>> BEGIN
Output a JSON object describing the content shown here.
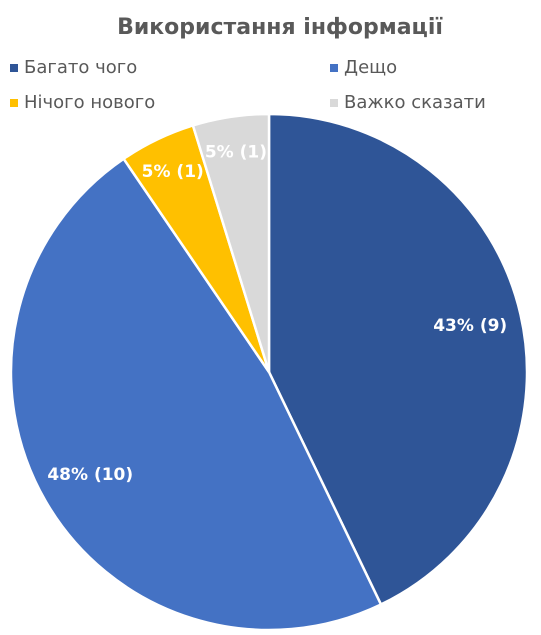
{
  "chart_data": {
    "type": "pie",
    "title": "Використання інформації",
    "categories": [
      "Багато чого",
      "Дещо",
      "Нічого нового",
      "Важко сказати"
    ],
    "values": [
      9,
      10,
      1,
      1
    ],
    "value_labels": [
      "43% (9)",
      "48% (10)",
      "5% (1)",
      "5% (1)"
    ],
    "colors": [
      "#2f5597",
      "#4472c4",
      "#ffc000",
      "#d9d9d9"
    ],
    "legend": "top"
  }
}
>> END
• **The exercise**: Please transcribe the material above exactly as written. Leave the pictures out.

• **The reply**:
Output a JSON object describing the content shown here.
{
  "chart_data": {
    "type": "pie",
    "title": "Використання інформації",
    "categories": [
      "Багато чого",
      "Дещо",
      "Нічого нового",
      "Важко сказати"
    ],
    "values": [
      9,
      10,
      1,
      1
    ],
    "value_labels": [
      "43% (9)",
      "48% (10)",
      "5% (1)",
      "5% (1)"
    ],
    "colors": [
      "#2f5597",
      "#4472c4",
      "#ffc000",
      "#d9d9d9"
    ],
    "legend": "top"
  }
}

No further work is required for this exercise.